= What this task involves =
Make an exact copy of the records, with the pictures left out.

(Collected data entries)
________

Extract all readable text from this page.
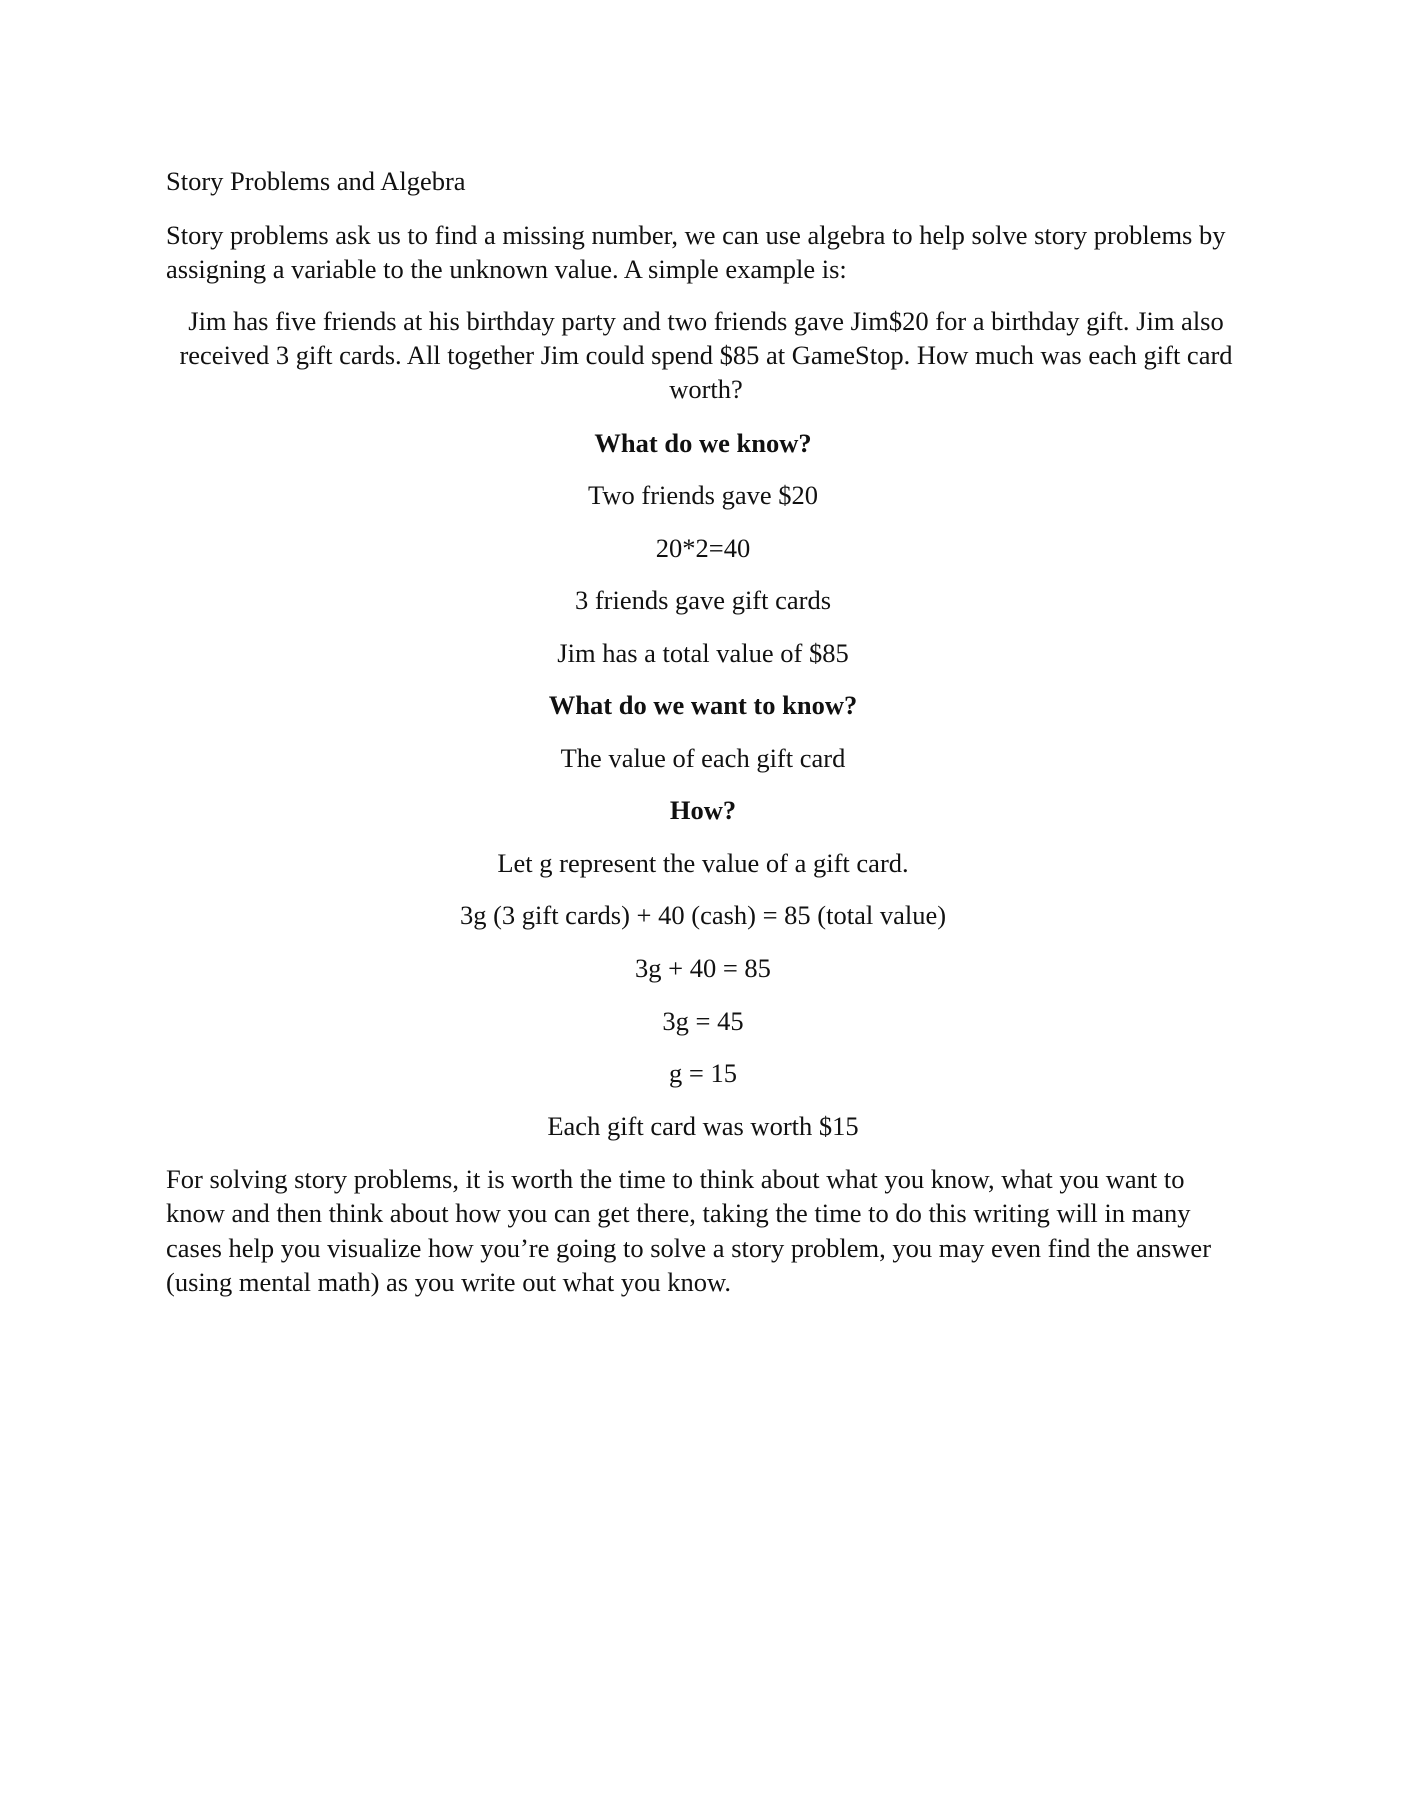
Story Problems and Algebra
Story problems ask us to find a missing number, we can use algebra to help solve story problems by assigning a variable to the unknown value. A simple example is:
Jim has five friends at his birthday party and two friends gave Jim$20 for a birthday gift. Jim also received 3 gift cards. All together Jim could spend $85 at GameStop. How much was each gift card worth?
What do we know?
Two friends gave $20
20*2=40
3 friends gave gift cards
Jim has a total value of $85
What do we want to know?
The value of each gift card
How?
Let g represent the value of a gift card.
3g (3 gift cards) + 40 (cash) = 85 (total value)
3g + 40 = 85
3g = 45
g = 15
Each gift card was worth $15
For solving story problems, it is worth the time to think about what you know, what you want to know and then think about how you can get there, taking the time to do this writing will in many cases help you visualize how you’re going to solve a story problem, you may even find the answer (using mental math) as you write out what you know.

________

= Task solution =
Extract all readable text from this page.
Story Problems and Algebra
Story problems ask us to find a missing number, we can use algebra to help solve story problems by assigning a variable to the unknown value. A simple example is:
Jim has five friends at his birthday party and two friends gave Jim$20 for a birthday gift. Jim also received 3 gift cards. All together Jim could spend $85 at GameStop. How much was each gift card worth?
What do we know?
Two friends gave $20
20*2=40
3 friends gave gift cards
Jim has a total value of $85
What do we want to know?
The value of each gift card
How?
Let g represent the value of a gift card.
3g (3 gift cards) + 40 (cash) = 85 (total value)
3g + 40 = 85
3g = 45
g = 15
Each gift card was worth $15
For solving story problems, it is worth the time to think about what you know, what you want to know and then think about how you can get there, taking the time to do this writing will in many cases help you visualize how you’re going to solve a story problem, you may even find the answer (using mental math) as you write out what you know.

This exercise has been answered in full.